Task objective:
Output the entries word for word. Omit images.

»»

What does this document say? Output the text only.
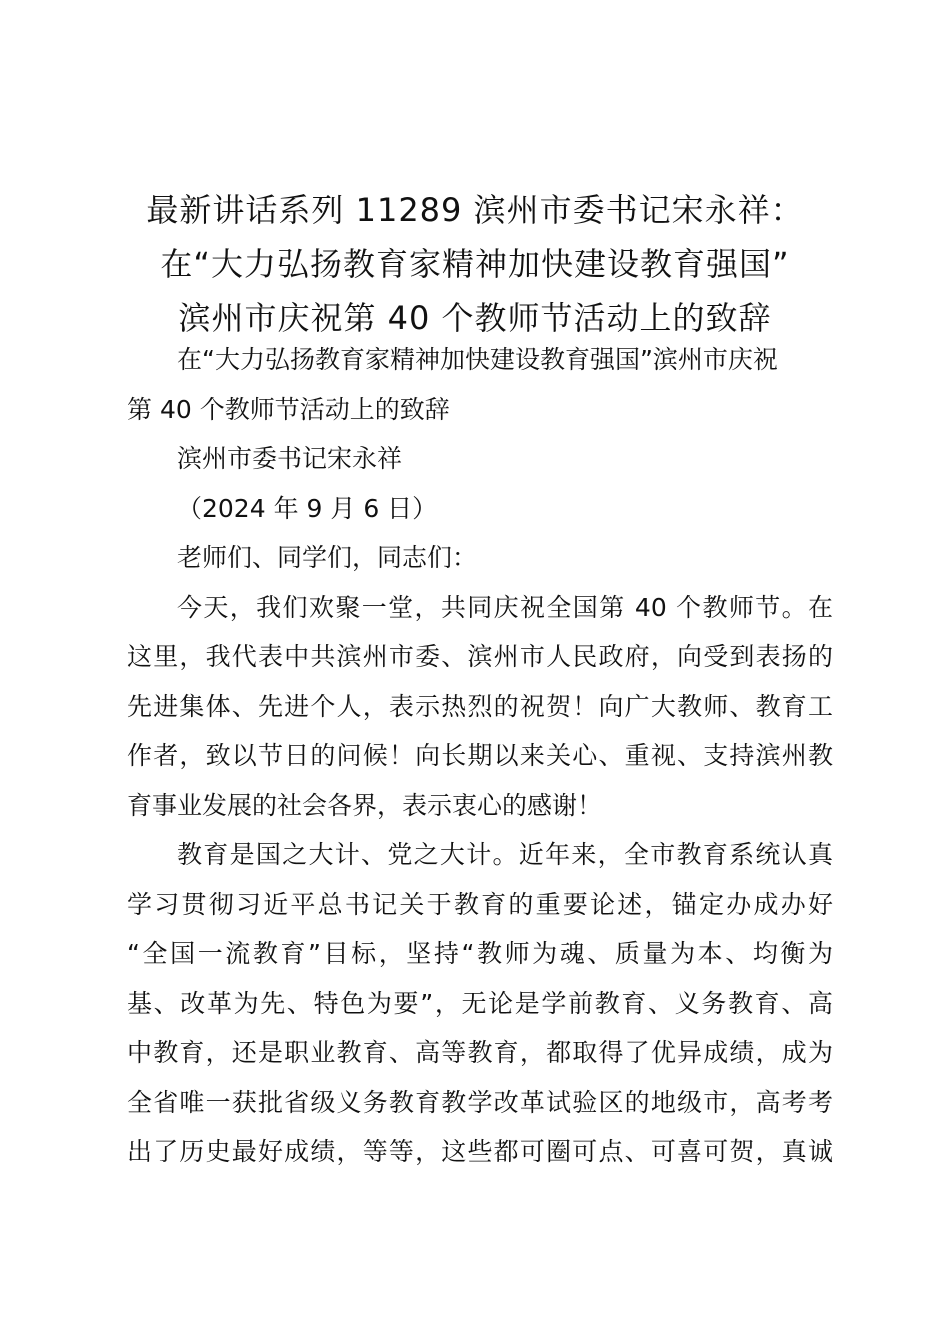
最新讲话系列 11289 滨州市委书记宋永祥：
在“大力弘扬教育家精神加快建设教育强国”
滨州市庆祝第 40 个教师节活动上的致辞
在“大力弘扬教育家精神加快建设教育强国”滨州市庆祝
第 40 个教师节活动上的致辞
滨州市委书记宋永祥
（2024 年 9 月 6 日）
老师们、同学们，同志们：
今天，我们欢聚一堂，共同庆祝全国第 40 个教师节。在
这里，我代表中共滨州市委、滨州市人民政府，向受到表扬的
先进集体、先进个人，表示热烈的祝贺！向广大教师、教育工
作者，致以节日的问候！向长期以来关心、重视、支持滨州教
育事业发展的社会各界，表示衷心的感谢！
教育是国之大计、党之大计。近年来，全市教育系统认真
学习贯彻习近平总书记关于教育的重要论述，锚定办成办好
“全国一流教育”目标，坚持“教师为魂、质量为本、均衡为
基、改革为先、特色为要”，无论是学前教育、义务教育、高
中教育，还是职业教育、高等教育，都取得了优异成绩，成为
全省唯一获批省级义务教育教学改革试验区的地级市，高考考
出了历史最好成绩，等等，这些都可圈可点、可喜可贺，真诚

««

Task result:
What does this document say? Output the text only.
最新讲话系列 11289 滨州市委书记宋永祥：
在“大力弘扬教育家精神加快建设教育强国”
滨州市庆祝第 40 个教师节活动上的致辞
在“大力弘扬教育家精神加快建设教育强国”滨州市庆祝
第 40 个教师节活动上的致辞
滨州市委书记宋永祥
（2024 年 9 月 6 日）
老师们、同学们，同志们：
今天，我们欢聚一堂，共同庆祝全国第 40 个教师节。在
这里，我代表中共滨州市委、滨州市人民政府，向受到表扬的
先进集体、先进个人，表示热烈的祝贺！向广大教师、教育工
作者，致以节日的问候！向长期以来关心、重视、支持滨州教
育事业发展的社会各界，表示衷心的感谢！
教育是国之大计、党之大计。近年来，全市教育系统认真
学习贯彻习近平总书记关于教育的重要论述，锚定办成办好
“全国一流教育”目标，坚持“教师为魂、质量为本、均衡为
基、改革为先、特色为要”，无论是学前教育、义务教育、高
中教育，还是职业教育、高等教育，都取得了优异成绩，成为
全省唯一获批省级义务教育教学改革试验区的地级市，高考考
出了历史最好成绩，等等，这些都可圈可点、可喜可贺，真诚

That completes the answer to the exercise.